_Information provided:_
====================

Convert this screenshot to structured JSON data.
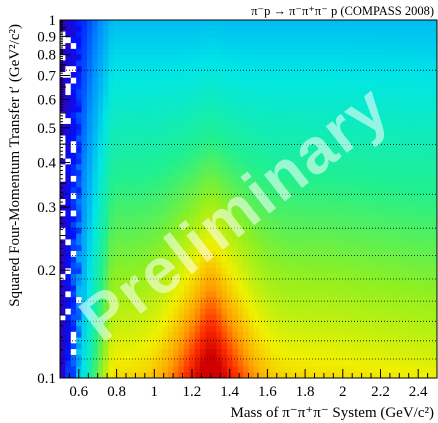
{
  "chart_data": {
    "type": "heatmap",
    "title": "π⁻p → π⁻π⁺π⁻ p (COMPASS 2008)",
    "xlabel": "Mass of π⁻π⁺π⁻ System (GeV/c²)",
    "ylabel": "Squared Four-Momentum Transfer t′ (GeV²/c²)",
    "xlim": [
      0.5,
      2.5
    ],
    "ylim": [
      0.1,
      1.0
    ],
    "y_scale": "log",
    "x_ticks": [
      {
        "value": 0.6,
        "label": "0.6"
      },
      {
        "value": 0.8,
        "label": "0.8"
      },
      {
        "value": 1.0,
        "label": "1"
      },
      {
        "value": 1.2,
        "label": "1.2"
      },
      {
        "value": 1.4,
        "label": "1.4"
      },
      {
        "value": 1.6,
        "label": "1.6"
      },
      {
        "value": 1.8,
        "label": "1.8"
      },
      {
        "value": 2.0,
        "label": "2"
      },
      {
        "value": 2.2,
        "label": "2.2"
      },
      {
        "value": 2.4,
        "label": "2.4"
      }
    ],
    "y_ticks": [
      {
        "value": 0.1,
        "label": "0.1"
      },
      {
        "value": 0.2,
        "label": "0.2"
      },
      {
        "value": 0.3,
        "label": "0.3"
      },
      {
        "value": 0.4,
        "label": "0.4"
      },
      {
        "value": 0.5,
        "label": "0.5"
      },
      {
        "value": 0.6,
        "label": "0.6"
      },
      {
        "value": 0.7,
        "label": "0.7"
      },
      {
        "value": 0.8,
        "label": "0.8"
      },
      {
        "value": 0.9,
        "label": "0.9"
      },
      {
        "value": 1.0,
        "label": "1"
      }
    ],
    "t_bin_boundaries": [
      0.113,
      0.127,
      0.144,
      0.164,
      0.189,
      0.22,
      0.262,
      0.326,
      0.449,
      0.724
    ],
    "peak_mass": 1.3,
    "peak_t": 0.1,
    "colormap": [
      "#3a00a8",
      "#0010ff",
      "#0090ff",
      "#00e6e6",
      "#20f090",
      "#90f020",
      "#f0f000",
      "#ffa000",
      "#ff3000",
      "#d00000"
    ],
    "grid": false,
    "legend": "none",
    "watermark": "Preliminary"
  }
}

====================

Copy out the entries verbatim and leave the images out.

_Answer to this exercise:_
Convert this screenshot to structured JSON data.
{
  "chart_data": {
    "type": "heatmap",
    "title": "π⁻p → π⁻π⁺π⁻ p (COMPASS 2008)",
    "xlabel": "Mass of π⁻π⁺π⁻ System (GeV/c²)",
    "ylabel": "Squared Four-Momentum Transfer t′ (GeV²/c²)",
    "xlim": [
      0.5,
      2.5
    ],
    "ylim": [
      0.1,
      1.0
    ],
    "y_scale": "log",
    "x_ticks": [
      {
        "value": 0.6,
        "label": "0.6"
      },
      {
        "value": 0.8,
        "label": "0.8"
      },
      {
        "value": 1.0,
        "label": "1"
      },
      {
        "value": 1.2,
        "label": "1.2"
      },
      {
        "value": 1.4,
        "label": "1.4"
      },
      {
        "value": 1.6,
        "label": "1.6"
      },
      {
        "value": 1.8,
        "label": "1.8"
      },
      {
        "value": 2.0,
        "label": "2"
      },
      {
        "value": 2.2,
        "label": "2.2"
      },
      {
        "value": 2.4,
        "label": "2.4"
      }
    ],
    "y_ticks": [
      {
        "value": 0.1,
        "label": "0.1"
      },
      {
        "value": 0.2,
        "label": "0.2"
      },
      {
        "value": 0.3,
        "label": "0.3"
      },
      {
        "value": 0.4,
        "label": "0.4"
      },
      {
        "value": 0.5,
        "label": "0.5"
      },
      {
        "value": 0.6,
        "label": "0.6"
      },
      {
        "value": 0.7,
        "label": "0.7"
      },
      {
        "value": 0.8,
        "label": "0.8"
      },
      {
        "value": 0.9,
        "label": "0.9"
      },
      {
        "value": 1.0,
        "label": "1"
      }
    ],
    "t_bin_boundaries": [
      0.113,
      0.127,
      0.144,
      0.164,
      0.189,
      0.22,
      0.262,
      0.326,
      0.449,
      0.724
    ],
    "peak_mass": 1.3,
    "peak_t": 0.1,
    "colormap": [
      "#3a00a8",
      "#0010ff",
      "#0090ff",
      "#00e6e6",
      "#20f090",
      "#90f020",
      "#f0f000",
      "#ffa000",
      "#ff3000",
      "#d00000"
    ],
    "grid": false,
    "legend": "none",
    "watermark": "Preliminary"
  }
}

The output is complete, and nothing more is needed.